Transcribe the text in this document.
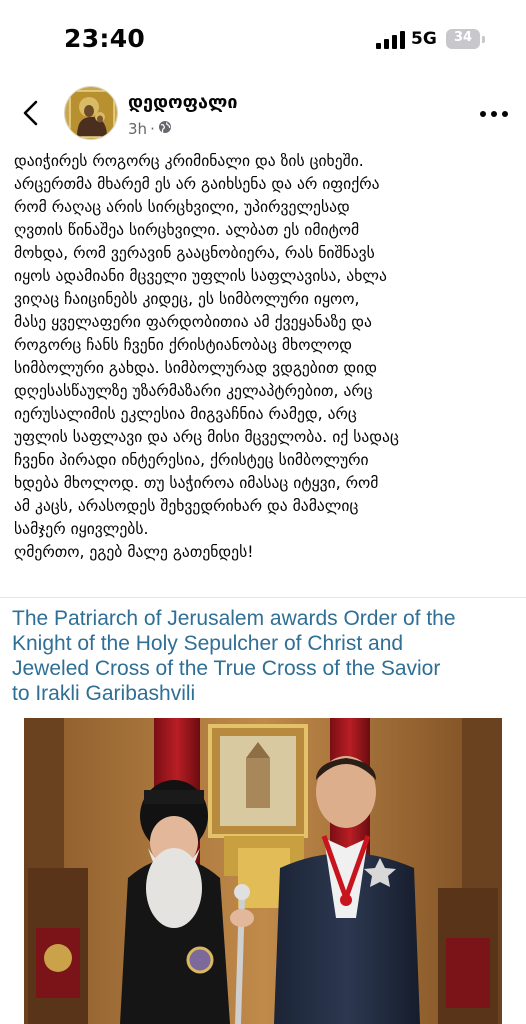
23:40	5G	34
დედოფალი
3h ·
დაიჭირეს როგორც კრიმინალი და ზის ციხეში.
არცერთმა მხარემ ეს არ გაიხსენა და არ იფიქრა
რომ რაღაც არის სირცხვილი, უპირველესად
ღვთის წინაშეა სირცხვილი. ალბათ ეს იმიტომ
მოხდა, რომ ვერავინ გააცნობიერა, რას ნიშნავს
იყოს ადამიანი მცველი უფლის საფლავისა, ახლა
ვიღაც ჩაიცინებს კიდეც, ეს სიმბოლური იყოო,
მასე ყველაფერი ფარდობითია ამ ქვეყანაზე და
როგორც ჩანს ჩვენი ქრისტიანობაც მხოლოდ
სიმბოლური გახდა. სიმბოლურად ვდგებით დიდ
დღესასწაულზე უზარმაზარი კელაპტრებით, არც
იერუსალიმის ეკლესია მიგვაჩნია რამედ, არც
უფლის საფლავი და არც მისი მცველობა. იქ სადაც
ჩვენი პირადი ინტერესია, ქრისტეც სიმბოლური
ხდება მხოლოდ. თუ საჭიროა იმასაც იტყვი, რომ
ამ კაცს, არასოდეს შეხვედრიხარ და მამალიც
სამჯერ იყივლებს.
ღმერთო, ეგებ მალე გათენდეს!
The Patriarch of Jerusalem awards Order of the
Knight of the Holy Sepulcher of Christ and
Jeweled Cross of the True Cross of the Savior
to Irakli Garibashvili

--

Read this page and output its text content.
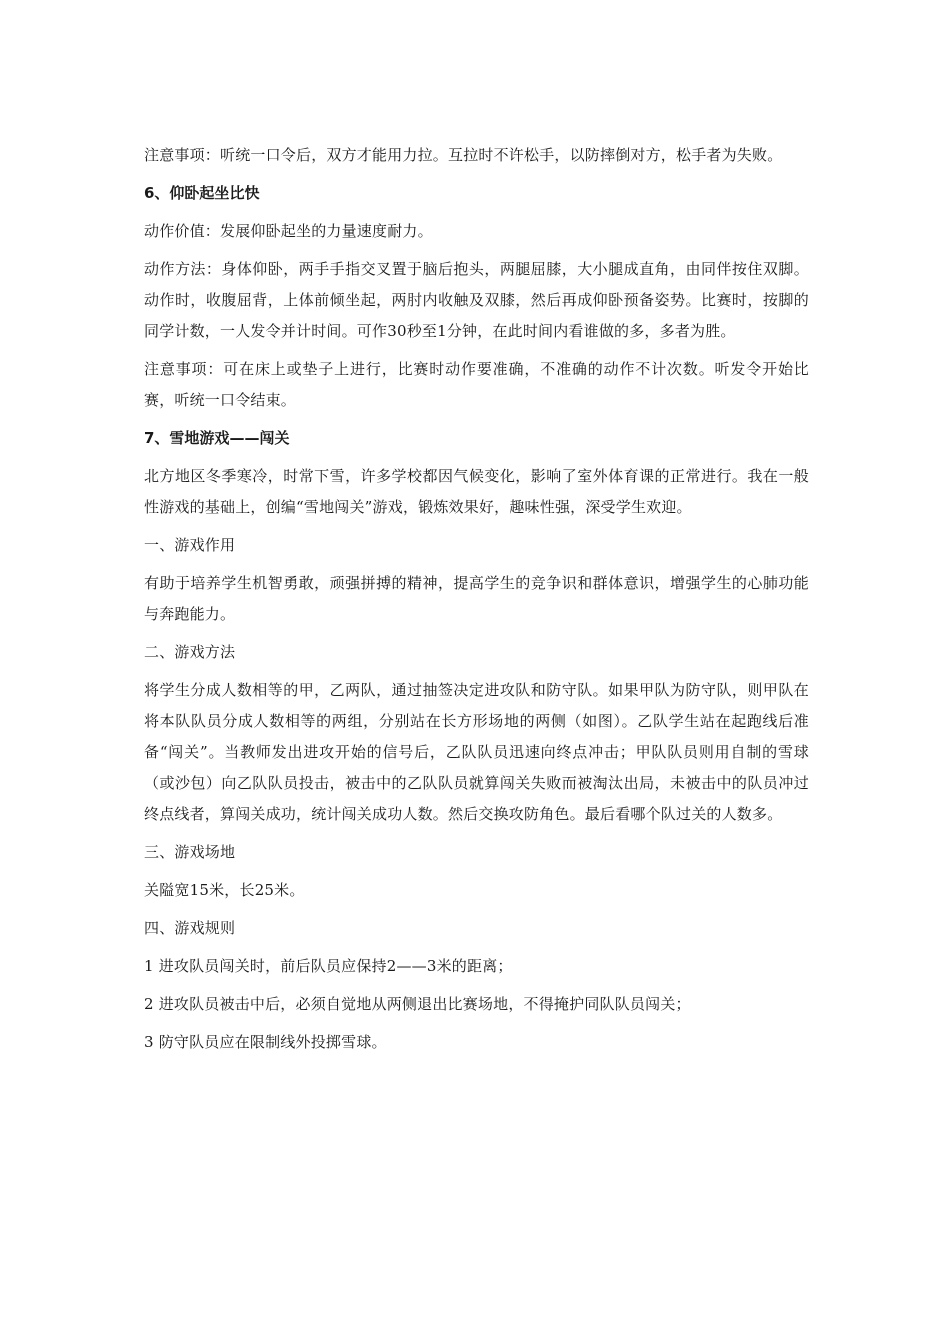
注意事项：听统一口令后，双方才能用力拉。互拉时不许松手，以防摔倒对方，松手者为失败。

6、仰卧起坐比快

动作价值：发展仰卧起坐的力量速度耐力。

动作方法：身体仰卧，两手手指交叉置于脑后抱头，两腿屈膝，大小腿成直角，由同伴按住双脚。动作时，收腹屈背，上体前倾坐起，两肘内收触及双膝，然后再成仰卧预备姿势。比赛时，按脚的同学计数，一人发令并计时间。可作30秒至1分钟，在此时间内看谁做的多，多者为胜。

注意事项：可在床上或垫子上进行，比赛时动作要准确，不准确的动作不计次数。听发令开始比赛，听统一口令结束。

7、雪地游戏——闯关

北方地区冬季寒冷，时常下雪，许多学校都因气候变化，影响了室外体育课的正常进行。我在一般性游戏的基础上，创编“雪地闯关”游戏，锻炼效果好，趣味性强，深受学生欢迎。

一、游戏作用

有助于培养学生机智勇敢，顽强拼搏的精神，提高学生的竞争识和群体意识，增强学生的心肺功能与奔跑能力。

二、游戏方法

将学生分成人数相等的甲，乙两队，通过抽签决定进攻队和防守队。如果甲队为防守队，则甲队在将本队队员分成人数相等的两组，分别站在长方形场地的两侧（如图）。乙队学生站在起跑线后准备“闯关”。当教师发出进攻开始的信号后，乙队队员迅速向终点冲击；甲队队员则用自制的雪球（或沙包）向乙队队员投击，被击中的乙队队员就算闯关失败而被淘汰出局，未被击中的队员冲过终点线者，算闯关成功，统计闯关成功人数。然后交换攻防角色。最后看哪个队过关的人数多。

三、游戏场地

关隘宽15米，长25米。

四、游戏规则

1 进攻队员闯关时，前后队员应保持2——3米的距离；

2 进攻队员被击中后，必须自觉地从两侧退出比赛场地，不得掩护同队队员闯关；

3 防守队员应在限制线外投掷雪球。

◆ Short exercise ◆
Count every line above that holds the word "注意事项", and state the number and nothing more.

◆ Task solution ◆
2